Work to do — Output every record below exactly as it appears.

-- Begin Data section --

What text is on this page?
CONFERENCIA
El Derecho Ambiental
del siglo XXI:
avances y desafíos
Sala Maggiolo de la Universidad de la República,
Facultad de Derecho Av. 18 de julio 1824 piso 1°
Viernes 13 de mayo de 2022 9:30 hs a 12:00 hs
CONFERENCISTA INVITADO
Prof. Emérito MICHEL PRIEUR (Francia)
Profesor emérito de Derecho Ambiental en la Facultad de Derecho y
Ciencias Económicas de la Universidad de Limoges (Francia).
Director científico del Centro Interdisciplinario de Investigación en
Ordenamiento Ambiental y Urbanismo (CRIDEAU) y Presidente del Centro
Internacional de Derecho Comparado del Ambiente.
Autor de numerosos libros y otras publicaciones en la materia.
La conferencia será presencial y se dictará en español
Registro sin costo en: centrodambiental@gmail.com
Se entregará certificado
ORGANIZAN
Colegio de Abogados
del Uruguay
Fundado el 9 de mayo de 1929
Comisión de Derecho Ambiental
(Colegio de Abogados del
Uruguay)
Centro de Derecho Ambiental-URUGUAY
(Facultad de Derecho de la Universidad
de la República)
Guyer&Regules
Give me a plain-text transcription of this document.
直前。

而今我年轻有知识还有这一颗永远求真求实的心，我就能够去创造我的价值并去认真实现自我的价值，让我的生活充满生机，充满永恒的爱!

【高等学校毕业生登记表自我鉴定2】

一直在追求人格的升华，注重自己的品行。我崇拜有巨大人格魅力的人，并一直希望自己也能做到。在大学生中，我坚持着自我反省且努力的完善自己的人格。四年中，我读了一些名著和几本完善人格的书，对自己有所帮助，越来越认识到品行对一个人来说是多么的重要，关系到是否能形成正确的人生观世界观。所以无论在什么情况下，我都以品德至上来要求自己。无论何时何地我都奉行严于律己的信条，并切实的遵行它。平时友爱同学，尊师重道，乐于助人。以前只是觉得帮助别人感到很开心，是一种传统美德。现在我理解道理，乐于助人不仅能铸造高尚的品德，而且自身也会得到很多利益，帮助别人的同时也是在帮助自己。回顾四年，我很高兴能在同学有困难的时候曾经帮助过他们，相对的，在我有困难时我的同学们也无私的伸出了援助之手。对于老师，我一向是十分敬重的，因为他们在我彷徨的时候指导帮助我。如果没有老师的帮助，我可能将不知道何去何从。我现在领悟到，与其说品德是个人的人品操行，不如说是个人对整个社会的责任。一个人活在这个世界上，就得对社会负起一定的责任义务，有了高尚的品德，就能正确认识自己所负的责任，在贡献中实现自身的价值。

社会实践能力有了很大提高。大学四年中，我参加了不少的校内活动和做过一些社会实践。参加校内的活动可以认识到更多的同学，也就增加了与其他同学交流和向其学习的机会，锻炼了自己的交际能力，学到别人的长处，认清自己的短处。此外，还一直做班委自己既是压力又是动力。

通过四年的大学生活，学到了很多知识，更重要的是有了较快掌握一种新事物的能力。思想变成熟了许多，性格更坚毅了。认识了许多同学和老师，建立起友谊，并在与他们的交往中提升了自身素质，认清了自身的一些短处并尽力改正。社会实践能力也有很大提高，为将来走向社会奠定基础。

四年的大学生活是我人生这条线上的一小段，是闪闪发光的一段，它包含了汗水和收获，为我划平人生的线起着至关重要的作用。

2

-- End Data section --

Written solution —
What text is on this page?
CONFERENCIA
El Derecho Ambiental
del siglo XXI:
avances y desafíos
Sala Maggiolo de la Universidad de la República,
Facultad de Derecho Av. 18 de julio 1824 piso 1°
Viernes 13 de mayo de 2022 9:30 hs a 12:00 hs
CONFERENCISTA INVITADO
Prof. Emérito MICHEL PRIEUR (Francia)
Profesor emérito de Derecho Ambiental en la Facultad de Derecho y
Ciencias Económicas de la Universidad de Limoges (Francia).
Director científico del Centro Interdisciplinario de Investigación en
Ordenamiento Ambiental y Urbanismo (CRIDEAU) y Presidente del Centro
Internacional de Derecho Comparado del Ambiente.
Autor de numerosos libros y otras publicaciones en la materia.
La conferencia será presencial y se dictará en español
Registro sin costo en: centrodambiental@gmail.com
Se entregará certificado
ORGANIZAN
Colegio de Abogados
del Uruguay
Fundado el 9 de mayo de 1929
Comisión de Derecho Ambiental
(Colegio de Abogados del
Uruguay)
Centro de Derecho Ambiental-URUGUAY
(Facultad de Derecho de la Universidad
de la República)
Guyer&Regules
Give me a plain-text transcription of this document.
直前。

而今我年轻有知识还有这一颗永远求真求实的心，我就能够去创造我的价值并去认真实现自我的价值，让我的生活充满生机，充满永恒的爱!

【高等学校毕业生登记表自我鉴定2】

一直在追求人格的升华，注重自己的品行。我崇拜有巨大人格魅力的人，并一直希望自己也能做到。在大学生中，我坚持着自我反省且努力的完善自己的人格。四年中，我读了一些名著和几本完善人格的书，对自己有所帮助，越来越认识到品行对一个人来说是多么的重要，关系到是否能形成正确的人生观世界观。所以无论在什么情况下，我都以品德至上来要求自己。无论何时何地我都奉行严于律己的信条，并切实的遵行它。平时友爱同学，尊师重道，乐于助人。以前只是觉得帮助别人感到很开心，是一种传统美德。现在我理解道理，乐于助人不仅能铸造高尚的品德，而且自身也会得到很多利益，帮助别人的同时也是在帮助自己。回顾四年，我很高兴能在同学有困难的时候曾经帮助过他们，相对的，在我有困难时我的同学们也无私的伸出了援助之手。对于老师，我一向是十分敬重的，因为他们在我彷徨的时候指导帮助我。如果没有老师的帮助，我可能将不知道何去何从。我现在领悟到，与其说品德是个人的人品操行，不如说是个人对整个社会的责任。一个人活在这个世界上，就得对社会负起一定的责任义务，有了高尚的品德，就能正确认识自己所负的责任，在贡献中实现自身的价值。

社会实践能力有了很大提高。大学四年中，我参加了不少的校内活动和做过一些社会实践。参加校内的活动可以认识到更多的同学，也就增加了与其他同学交流和向其学习的机会，锻炼了自己的交际能力，学到别人的长处，认清自己的短处。此外，还一直做班委自己既是压力又是动力。

通过四年的大学生活，学到了很多知识，更重要的是有了较快掌握一种新事物的能力。思想变成熟了许多，性格更坚毅了。认识了许多同学和老师，建立起友谊，并在与他们的交往中提升了自身素质，认清了自身的一些短处并尽力改正。社会实践能力也有很大提高，为将来走向社会奠定基础。

四年的大学生活是我人生这条线上的一小段，是闪闪发光的一段，它包含了汗水和收获，为我划平人生的线起着至关重要的作用。

2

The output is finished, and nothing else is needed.